## Your task
From the listing below, work out how many lines contain "储能指数上涨". Reply with that number only.

Records
═══
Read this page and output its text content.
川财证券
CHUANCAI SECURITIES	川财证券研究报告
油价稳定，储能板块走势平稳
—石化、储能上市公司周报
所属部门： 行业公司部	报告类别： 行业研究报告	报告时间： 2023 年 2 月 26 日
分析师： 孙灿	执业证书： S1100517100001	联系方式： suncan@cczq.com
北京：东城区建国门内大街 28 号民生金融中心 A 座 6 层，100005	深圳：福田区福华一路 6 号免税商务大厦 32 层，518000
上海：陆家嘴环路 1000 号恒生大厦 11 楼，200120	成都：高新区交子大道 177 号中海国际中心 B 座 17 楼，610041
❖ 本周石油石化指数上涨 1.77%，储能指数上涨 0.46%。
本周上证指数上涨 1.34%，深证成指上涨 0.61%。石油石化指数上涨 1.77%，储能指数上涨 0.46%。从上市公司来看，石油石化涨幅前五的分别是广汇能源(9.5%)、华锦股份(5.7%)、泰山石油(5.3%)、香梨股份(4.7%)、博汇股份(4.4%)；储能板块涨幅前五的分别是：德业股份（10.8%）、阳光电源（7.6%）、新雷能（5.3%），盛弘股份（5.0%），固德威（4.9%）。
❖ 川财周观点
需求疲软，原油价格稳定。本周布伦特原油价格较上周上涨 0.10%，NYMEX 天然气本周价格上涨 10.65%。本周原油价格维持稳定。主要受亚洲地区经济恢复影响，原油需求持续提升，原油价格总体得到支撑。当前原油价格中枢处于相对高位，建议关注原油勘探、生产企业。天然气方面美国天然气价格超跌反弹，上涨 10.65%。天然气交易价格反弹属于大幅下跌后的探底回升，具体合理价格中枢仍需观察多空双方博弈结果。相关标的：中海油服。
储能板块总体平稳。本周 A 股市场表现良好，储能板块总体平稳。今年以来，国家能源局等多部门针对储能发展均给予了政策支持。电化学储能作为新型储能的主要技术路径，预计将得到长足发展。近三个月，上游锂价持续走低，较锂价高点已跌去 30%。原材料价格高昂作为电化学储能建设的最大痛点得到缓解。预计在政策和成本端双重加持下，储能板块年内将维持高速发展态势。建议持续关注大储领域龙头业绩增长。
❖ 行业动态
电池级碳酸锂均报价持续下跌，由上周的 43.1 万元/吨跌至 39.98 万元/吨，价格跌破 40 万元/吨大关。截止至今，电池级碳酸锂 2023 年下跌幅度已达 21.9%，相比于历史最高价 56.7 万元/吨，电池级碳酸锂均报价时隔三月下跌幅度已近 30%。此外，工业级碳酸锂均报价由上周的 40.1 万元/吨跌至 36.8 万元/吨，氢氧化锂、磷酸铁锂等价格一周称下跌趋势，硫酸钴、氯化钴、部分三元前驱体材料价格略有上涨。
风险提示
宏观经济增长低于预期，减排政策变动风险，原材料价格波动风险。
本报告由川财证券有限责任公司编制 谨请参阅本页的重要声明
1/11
═══
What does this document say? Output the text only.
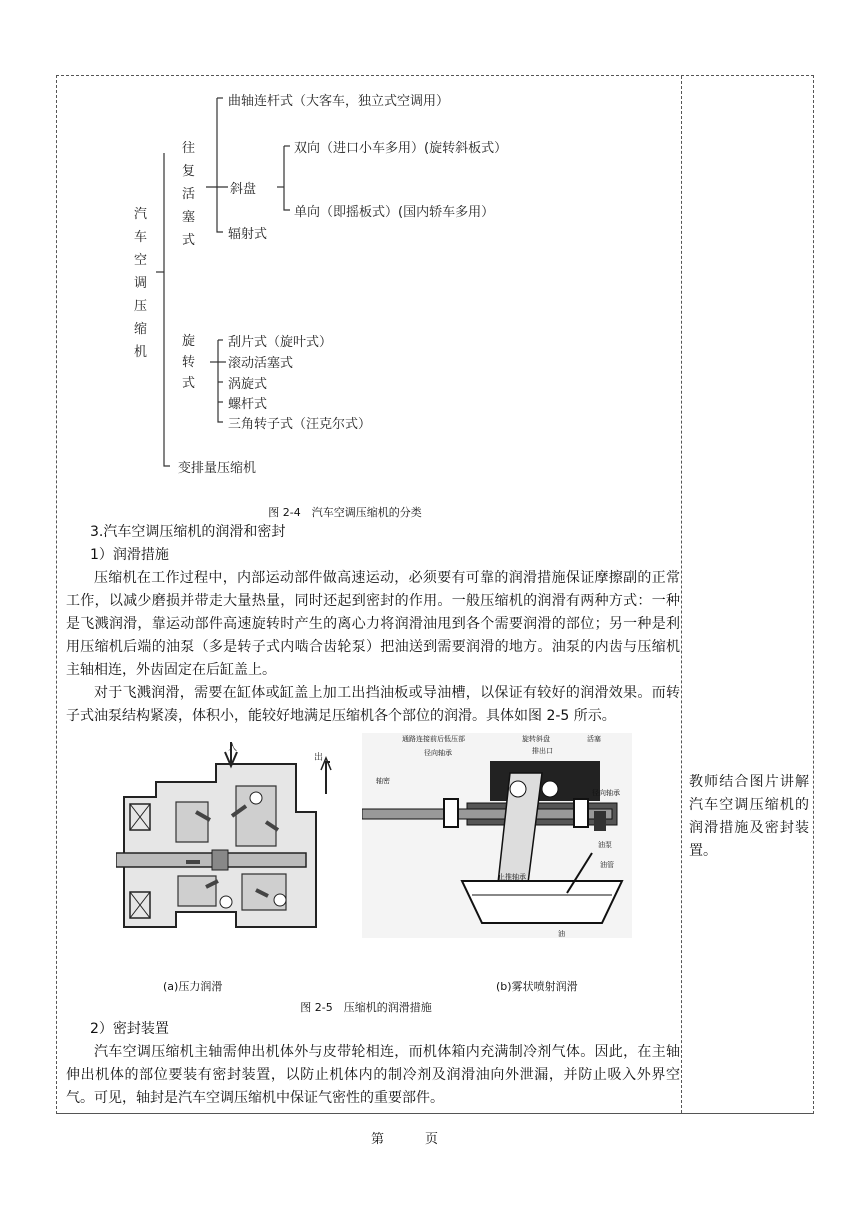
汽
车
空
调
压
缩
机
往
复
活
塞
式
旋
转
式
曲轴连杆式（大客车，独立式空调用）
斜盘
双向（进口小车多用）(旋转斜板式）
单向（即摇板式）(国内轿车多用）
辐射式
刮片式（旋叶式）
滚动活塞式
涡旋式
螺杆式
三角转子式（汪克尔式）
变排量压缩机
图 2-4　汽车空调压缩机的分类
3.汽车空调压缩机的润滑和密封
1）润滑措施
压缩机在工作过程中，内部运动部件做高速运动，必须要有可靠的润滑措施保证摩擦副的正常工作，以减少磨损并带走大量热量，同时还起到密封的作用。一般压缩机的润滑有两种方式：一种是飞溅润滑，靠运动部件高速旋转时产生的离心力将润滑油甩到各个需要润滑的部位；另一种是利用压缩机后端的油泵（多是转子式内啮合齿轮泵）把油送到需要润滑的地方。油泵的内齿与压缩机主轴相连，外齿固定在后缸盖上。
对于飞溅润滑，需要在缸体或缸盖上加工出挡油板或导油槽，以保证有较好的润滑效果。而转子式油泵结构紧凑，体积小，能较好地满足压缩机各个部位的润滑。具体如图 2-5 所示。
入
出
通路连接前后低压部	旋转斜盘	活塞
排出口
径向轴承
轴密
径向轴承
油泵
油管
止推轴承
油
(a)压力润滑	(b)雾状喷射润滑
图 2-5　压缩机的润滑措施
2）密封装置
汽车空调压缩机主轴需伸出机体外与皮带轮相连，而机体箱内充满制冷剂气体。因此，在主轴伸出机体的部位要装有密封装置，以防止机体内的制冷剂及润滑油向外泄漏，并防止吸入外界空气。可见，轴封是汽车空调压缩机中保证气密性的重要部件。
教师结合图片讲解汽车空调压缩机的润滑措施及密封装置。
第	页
═══
## Result of the exercise
2